>>>>

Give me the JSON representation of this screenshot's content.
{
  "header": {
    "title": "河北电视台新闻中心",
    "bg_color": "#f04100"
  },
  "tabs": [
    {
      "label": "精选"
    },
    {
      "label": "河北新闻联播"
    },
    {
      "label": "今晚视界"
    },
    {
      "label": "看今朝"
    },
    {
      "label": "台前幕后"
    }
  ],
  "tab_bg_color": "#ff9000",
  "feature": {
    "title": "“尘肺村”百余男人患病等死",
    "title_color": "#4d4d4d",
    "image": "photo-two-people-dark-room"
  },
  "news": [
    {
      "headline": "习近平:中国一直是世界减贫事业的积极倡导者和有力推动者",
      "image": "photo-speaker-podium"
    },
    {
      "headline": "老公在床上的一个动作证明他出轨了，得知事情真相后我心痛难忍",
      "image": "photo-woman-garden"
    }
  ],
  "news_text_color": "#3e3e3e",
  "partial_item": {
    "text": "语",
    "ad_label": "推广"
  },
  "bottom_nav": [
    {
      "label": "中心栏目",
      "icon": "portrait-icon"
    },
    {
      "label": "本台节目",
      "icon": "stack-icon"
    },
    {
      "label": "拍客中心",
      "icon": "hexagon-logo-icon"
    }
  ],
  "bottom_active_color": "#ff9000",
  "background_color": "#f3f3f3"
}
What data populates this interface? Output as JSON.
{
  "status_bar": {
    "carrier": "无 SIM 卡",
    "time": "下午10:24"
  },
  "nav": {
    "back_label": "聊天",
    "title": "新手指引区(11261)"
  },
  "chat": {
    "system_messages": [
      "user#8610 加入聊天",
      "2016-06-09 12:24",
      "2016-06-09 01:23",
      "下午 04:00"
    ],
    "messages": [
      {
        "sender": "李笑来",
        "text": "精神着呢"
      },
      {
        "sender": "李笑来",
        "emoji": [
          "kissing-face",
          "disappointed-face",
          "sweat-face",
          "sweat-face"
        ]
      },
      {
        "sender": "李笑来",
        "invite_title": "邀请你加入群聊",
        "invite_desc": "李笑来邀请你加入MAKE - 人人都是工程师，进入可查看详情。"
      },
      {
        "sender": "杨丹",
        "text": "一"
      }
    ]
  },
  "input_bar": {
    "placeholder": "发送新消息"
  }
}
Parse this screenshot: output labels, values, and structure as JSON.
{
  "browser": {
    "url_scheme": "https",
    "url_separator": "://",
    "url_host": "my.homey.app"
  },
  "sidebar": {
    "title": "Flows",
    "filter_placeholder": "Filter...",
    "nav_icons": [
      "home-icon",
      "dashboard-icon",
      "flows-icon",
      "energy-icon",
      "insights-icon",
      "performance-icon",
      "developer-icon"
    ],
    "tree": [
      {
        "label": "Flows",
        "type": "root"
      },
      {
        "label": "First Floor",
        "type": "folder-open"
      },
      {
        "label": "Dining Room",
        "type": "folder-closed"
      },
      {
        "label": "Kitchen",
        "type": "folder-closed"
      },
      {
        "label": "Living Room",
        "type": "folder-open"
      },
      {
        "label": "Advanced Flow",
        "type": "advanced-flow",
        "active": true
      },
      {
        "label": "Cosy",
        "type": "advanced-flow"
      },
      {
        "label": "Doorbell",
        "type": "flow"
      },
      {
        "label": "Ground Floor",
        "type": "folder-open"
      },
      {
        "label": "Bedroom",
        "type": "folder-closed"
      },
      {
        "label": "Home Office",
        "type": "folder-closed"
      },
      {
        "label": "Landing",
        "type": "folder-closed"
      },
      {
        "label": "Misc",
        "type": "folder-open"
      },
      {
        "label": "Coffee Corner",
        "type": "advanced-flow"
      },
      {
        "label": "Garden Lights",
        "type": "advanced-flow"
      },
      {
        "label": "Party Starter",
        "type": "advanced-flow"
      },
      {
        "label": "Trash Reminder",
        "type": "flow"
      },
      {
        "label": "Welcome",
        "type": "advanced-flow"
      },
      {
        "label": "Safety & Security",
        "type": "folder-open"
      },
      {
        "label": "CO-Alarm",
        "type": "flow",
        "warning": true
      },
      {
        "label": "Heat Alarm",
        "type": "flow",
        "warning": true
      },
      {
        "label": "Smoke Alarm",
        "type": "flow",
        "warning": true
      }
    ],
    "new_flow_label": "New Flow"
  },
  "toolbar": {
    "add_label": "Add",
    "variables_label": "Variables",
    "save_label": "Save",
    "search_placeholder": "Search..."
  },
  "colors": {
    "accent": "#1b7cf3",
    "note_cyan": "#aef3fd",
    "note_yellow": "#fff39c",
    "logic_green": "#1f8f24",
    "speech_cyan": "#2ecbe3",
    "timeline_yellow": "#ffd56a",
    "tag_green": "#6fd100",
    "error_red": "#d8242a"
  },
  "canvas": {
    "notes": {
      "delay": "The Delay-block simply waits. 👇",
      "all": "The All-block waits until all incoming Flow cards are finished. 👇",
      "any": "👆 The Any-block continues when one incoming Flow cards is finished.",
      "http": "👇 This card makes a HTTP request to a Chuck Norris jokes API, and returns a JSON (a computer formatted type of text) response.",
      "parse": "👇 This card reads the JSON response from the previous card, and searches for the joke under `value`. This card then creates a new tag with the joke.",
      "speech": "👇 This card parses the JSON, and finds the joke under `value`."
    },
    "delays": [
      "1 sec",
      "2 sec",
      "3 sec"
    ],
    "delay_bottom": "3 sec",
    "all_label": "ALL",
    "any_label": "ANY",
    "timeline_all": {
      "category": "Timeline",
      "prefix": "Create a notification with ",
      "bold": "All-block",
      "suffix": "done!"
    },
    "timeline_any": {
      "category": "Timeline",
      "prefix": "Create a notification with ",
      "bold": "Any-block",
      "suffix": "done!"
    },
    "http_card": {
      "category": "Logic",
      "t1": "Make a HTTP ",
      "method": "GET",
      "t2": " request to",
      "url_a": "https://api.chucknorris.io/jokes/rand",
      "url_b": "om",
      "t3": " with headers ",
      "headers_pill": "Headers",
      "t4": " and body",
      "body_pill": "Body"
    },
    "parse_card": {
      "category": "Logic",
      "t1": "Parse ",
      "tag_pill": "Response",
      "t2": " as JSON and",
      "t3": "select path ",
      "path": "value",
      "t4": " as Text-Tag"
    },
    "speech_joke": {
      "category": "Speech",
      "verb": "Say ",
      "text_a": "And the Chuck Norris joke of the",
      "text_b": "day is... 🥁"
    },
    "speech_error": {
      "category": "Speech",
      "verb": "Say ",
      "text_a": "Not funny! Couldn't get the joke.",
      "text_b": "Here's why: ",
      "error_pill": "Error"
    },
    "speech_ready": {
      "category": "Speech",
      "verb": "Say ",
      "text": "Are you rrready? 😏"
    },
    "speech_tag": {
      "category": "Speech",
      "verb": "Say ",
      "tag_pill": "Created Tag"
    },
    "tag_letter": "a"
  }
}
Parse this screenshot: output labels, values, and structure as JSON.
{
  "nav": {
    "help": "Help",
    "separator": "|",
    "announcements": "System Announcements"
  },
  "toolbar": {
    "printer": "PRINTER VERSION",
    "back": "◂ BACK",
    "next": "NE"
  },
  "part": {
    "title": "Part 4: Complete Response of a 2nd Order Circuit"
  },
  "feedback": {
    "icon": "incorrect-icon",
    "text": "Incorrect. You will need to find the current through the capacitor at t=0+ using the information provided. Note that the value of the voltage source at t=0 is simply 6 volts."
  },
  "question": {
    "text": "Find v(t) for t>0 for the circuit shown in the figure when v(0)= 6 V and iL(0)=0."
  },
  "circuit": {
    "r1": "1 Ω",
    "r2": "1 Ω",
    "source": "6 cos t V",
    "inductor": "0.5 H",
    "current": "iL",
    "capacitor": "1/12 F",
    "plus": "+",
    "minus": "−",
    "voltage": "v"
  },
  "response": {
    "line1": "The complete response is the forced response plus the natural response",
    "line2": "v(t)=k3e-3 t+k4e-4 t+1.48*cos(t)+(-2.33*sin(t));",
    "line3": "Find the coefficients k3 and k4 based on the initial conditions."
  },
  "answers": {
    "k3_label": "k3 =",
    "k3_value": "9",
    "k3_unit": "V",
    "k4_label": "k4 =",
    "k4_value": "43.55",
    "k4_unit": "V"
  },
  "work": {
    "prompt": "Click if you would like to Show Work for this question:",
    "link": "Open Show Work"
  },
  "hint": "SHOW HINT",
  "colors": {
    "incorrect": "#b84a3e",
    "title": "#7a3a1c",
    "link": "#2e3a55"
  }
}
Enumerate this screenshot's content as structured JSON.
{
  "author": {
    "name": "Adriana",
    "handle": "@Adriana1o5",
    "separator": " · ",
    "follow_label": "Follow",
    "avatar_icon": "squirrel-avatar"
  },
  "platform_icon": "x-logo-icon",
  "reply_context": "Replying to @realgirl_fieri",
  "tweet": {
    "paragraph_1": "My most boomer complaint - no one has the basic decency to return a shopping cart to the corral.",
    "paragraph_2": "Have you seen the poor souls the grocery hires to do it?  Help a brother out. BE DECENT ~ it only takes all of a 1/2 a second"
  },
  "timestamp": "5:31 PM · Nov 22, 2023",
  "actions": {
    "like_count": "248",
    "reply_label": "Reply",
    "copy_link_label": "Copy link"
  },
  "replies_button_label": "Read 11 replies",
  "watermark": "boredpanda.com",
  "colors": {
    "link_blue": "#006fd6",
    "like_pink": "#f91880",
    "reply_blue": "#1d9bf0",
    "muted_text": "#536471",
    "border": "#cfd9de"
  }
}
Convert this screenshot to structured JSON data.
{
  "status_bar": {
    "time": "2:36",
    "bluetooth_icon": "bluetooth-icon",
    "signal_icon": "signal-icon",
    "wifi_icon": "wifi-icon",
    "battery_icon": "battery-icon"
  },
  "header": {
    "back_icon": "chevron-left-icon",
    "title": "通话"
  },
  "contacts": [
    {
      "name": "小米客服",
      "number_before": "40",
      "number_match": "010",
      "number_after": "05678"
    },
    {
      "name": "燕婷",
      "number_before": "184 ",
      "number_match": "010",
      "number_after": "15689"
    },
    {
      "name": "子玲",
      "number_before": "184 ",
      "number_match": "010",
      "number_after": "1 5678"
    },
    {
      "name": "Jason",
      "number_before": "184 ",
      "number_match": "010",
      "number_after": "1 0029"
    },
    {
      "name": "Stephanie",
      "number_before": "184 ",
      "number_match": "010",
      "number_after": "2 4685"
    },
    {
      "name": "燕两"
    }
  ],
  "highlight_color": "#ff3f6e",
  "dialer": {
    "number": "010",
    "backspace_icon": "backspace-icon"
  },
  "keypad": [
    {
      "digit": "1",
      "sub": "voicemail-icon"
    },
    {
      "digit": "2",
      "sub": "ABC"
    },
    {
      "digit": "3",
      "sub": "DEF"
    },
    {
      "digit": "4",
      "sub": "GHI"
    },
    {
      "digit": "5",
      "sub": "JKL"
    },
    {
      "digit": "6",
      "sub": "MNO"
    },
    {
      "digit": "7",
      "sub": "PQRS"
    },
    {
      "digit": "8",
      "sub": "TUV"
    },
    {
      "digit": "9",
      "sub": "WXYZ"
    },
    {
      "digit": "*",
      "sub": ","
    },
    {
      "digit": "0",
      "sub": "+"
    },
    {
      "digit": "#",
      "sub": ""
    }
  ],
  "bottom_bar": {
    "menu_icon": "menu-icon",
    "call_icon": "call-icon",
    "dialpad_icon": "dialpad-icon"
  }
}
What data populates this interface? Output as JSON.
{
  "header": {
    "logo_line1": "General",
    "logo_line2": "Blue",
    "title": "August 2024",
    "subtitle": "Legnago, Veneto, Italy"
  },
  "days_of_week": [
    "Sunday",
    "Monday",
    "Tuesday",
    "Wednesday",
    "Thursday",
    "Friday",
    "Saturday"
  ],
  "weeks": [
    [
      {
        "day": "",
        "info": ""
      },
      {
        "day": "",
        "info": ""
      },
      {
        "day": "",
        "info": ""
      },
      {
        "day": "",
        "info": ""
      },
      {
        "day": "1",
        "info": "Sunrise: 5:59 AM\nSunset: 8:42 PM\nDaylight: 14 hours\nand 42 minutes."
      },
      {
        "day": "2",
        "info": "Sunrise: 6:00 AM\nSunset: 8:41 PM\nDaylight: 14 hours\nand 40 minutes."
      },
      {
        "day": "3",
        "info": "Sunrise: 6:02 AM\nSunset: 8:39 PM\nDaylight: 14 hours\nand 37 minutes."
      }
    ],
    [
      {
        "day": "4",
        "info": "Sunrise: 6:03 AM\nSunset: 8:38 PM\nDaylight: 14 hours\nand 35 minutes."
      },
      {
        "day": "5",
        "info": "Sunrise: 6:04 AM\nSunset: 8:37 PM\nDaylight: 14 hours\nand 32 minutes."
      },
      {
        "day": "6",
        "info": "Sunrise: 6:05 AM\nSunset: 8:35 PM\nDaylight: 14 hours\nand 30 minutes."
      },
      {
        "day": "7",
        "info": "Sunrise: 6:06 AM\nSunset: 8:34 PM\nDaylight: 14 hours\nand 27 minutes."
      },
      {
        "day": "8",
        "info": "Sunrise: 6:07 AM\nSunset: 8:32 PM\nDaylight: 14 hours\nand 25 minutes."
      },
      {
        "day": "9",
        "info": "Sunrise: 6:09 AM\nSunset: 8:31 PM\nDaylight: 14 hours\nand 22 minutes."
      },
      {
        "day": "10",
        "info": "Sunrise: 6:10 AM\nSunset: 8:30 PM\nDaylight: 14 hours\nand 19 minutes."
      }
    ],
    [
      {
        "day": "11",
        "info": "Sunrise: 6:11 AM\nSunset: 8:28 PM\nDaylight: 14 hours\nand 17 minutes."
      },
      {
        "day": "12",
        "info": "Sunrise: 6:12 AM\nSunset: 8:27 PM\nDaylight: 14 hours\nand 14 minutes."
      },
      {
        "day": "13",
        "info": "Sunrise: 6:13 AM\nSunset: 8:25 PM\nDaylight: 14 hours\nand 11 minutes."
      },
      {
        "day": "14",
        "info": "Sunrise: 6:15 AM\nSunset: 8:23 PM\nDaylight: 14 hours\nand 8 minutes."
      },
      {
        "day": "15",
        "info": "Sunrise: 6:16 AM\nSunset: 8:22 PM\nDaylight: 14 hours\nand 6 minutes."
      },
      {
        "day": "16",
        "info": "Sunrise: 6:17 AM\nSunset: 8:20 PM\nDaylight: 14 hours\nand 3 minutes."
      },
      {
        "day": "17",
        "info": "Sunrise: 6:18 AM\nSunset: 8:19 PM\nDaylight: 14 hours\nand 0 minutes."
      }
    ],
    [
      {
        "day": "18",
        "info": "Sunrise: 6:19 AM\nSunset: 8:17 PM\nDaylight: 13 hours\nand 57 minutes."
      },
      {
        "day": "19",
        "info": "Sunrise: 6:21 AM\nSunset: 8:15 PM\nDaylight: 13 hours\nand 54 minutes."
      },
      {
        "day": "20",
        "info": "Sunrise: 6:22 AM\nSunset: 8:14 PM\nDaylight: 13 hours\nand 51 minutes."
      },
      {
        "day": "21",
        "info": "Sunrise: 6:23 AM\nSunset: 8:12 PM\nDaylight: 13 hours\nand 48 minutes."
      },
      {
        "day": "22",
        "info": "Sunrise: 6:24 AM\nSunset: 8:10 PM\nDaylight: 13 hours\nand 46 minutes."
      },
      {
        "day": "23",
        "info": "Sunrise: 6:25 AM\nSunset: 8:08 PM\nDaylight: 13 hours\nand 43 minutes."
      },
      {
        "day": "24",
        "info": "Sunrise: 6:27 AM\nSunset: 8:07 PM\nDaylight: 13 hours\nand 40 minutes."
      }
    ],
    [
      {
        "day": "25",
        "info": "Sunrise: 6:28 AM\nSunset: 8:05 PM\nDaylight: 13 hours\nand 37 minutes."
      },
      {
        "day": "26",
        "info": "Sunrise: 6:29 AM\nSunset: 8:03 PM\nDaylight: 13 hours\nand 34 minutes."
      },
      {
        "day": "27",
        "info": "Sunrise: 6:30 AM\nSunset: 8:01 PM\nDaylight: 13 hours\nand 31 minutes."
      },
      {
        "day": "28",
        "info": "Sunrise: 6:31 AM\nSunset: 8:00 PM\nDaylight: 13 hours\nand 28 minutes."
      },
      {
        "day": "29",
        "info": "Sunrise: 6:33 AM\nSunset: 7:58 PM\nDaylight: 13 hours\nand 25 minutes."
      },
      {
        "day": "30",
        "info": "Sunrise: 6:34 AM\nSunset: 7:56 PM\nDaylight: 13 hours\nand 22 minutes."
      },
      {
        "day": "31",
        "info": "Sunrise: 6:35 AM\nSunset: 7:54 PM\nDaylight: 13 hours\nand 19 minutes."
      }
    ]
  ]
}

<<<<

* [To do]: Copy out every line from the data above that has "structured" in it.

* [Written answer]:
Enumerate this screenshot's content as structured JSON.
Convert this screenshot to structured JSON data.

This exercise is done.